> [EXERCISE DIRECTIONS]:
With the pictures left out, copy the listing below exactly.

> [MATERIAL PROVIDED]:
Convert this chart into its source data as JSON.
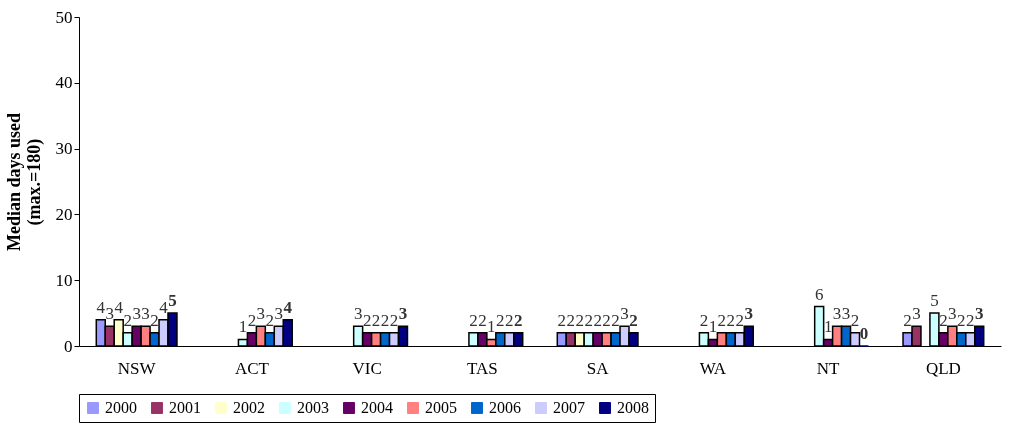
{
  "chart_data": {
    "type": "bar",
    "ylabel": "Median days used\n(max.=180)",
    "categories": [
      "NSW",
      "ACT",
      "VIC",
      "TAS",
      "SA",
      "WA",
      "NT",
      "QLD"
    ],
    "series": [
      {
        "name": "2000",
        "color": "#9999ff",
        "values": [
          4,
          null,
          null,
          null,
          2,
          null,
          null,
          2
        ]
      },
      {
        "name": "2001",
        "color": "#993366",
        "values": [
          3,
          null,
          null,
          null,
          2,
          null,
          null,
          3
        ]
      },
      {
        "name": "2002",
        "color": "#ffffcc",
        "values": [
          4,
          null,
          null,
          null,
          2,
          null,
          null,
          null
        ]
      },
      {
        "name": "2003",
        "color": "#ccffff",
        "values": [
          2,
          1,
          3,
          2,
          2,
          2,
          6,
          5
        ]
      },
      {
        "name": "2004",
        "color": "#660066",
        "values": [
          3,
          2,
          2,
          2,
          2,
          1,
          1,
          2
        ]
      },
      {
        "name": "2005",
        "color": "#ff8080",
        "values": [
          3,
          3,
          2,
          1,
          2,
          2,
          3,
          3
        ]
      },
      {
        "name": "2006",
        "color": "#0066cc",
        "values": [
          2,
          2,
          2,
          2,
          2,
          2,
          3,
          2
        ]
      },
      {
        "name": "2007",
        "color": "#ccccff",
        "values": [
          4,
          3,
          2,
          2,
          3,
          2,
          2,
          2
        ]
      },
      {
        "name": "2008",
        "color": "#000080",
        "values": [
          5,
          4,
          3,
          2,
          2,
          3,
          0,
          3
        ]
      }
    ],
    "ylim": [
      0,
      50
    ],
    "yticks": [
      0,
      10,
      20,
      30,
      40,
      50
    ],
    "grid": false,
    "legend": "bottom",
    "data_labels": true
  }
}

> [THE COMPLETED TASK]:
Convert this chart into its source data as JSON.
{
  "chart_data": {
    "type": "bar",
    "ylabel": "Median days used\n(max.=180)",
    "categories": [
      "NSW",
      "ACT",
      "VIC",
      "TAS",
      "SA",
      "WA",
      "NT",
      "QLD"
    ],
    "series": [
      {
        "name": "2000",
        "color": "#9999ff",
        "values": [
          4,
          null,
          null,
          null,
          2,
          null,
          null,
          2
        ]
      },
      {
        "name": "2001",
        "color": "#993366",
        "values": [
          3,
          null,
          null,
          null,
          2,
          null,
          null,
          3
        ]
      },
      {
        "name": "2002",
        "color": "#ffffcc",
        "values": [
          4,
          null,
          null,
          null,
          2,
          null,
          null,
          null
        ]
      },
      {
        "name": "2003",
        "color": "#ccffff",
        "values": [
          2,
          1,
          3,
          2,
          2,
          2,
          6,
          5
        ]
      },
      {
        "name": "2004",
        "color": "#660066",
        "values": [
          3,
          2,
          2,
          2,
          2,
          1,
          1,
          2
        ]
      },
      {
        "name": "2005",
        "color": "#ff8080",
        "values": [
          3,
          3,
          2,
          1,
          2,
          2,
          3,
          3
        ]
      },
      {
        "name": "2006",
        "color": "#0066cc",
        "values": [
          2,
          2,
          2,
          2,
          2,
          2,
          3,
          2
        ]
      },
      {
        "name": "2007",
        "color": "#ccccff",
        "values": [
          4,
          3,
          2,
          2,
          3,
          2,
          2,
          2
        ]
      },
      {
        "name": "2008",
        "color": "#000080",
        "values": [
          5,
          4,
          3,
          2,
          2,
          3,
          0,
          3
        ]
      }
    ],
    "ylim": [
      0,
      50
    ],
    "yticks": [
      0,
      10,
      20,
      30,
      40,
      50
    ],
    "grid": false,
    "legend": "bottom",
    "data_labels": true
  }
}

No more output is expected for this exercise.